**Raw data:**
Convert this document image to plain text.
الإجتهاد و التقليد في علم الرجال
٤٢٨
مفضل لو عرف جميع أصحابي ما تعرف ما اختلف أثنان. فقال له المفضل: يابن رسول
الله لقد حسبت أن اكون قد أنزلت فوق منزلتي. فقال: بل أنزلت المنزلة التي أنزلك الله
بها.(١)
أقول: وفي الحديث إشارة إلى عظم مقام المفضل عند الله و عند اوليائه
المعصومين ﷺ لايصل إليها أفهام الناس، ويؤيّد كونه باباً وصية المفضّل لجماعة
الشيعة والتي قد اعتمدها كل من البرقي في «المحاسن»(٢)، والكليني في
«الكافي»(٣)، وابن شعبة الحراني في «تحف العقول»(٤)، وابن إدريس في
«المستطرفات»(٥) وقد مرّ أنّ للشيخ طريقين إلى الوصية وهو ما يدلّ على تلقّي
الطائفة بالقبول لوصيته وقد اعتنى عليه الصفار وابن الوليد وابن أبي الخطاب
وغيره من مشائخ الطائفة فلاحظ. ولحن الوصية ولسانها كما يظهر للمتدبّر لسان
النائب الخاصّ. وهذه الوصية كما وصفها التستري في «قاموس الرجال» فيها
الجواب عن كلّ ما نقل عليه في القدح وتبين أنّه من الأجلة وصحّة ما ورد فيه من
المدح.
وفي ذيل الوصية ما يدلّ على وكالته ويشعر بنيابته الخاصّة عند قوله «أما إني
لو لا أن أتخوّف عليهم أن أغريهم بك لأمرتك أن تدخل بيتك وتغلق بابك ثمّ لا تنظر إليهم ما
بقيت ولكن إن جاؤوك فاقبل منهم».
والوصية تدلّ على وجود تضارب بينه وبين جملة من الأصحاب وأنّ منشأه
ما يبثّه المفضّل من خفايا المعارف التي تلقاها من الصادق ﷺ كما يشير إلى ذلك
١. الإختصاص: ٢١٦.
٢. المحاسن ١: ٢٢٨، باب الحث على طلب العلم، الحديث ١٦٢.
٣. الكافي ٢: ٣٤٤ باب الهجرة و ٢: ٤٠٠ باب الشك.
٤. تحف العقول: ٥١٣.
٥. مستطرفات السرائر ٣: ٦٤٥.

**Task:**
Please reproduce every line of the material word for word.

**Task solution:**
Convert this document image to plain text.
الإجتهاد و التقليد في علم الرجال
٤٢٨
مفضل لو عرف جميع أصحابي ما تعرف ما اختلف أثنان. فقال له المفضل: يابن رسول
الله لقد حسبت أن اكون قد أنزلت فوق منزلتي. فقال: بل أنزلت المنزلة التي أنزلك الله
بها.(١)
أقول: وفي الحديث إشارة إلى عظم مقام المفضل عند الله و عند اوليائه
المعصومين ﷺ لايصل إليها أفهام الناس، ويؤيّد كونه باباً وصية المفضّل لجماعة
الشيعة والتي قد اعتمدها كل من البرقي في «المحاسن»(٢)، والكليني في
«الكافي»(٣)، وابن شعبة الحراني في «تحف العقول»(٤)، وابن إدريس في
«المستطرفات»(٥) وقد مرّ أنّ للشيخ طريقين إلى الوصية وهو ما يدلّ على تلقّي
الطائفة بالقبول لوصيته وقد اعتنى عليه الصفار وابن الوليد وابن أبي الخطاب
وغيره من مشائخ الطائفة فلاحظ. ولحن الوصية ولسانها كما يظهر للمتدبّر لسان
النائب الخاصّ. وهذه الوصية كما وصفها التستري في «قاموس الرجال» فيها
الجواب عن كلّ ما نقل عليه في القدح وتبين أنّه من الأجلة وصحّة ما ورد فيه من
المدح.
وفي ذيل الوصية ما يدلّ على وكالته ويشعر بنيابته الخاصّة عند قوله «أما إني
لو لا أن أتخوّف عليهم أن أغريهم بك لأمرتك أن تدخل بيتك وتغلق بابك ثمّ لا تنظر إليهم ما
بقيت ولكن إن جاؤوك فاقبل منهم».
والوصية تدلّ على وجود تضارب بينه وبين جملة من الأصحاب وأنّ منشأه
ما يبثّه المفضّل من خفايا المعارف التي تلقاها من الصادق ﷺ كما يشير إلى ذلك
١. الإختصاص: ٢١٦.
٢. المحاسن ١: ٢٢٨، باب الحث على طلب العلم، الحديث ١٦٢.
٣. الكافي ٢: ٣٤٤ باب الهجرة و ٢: ٤٠٠ باب الشك.
٤. تحف العقول: ٥١٣.
٥. مستطرفات السرائر ٣: ٦٤٥.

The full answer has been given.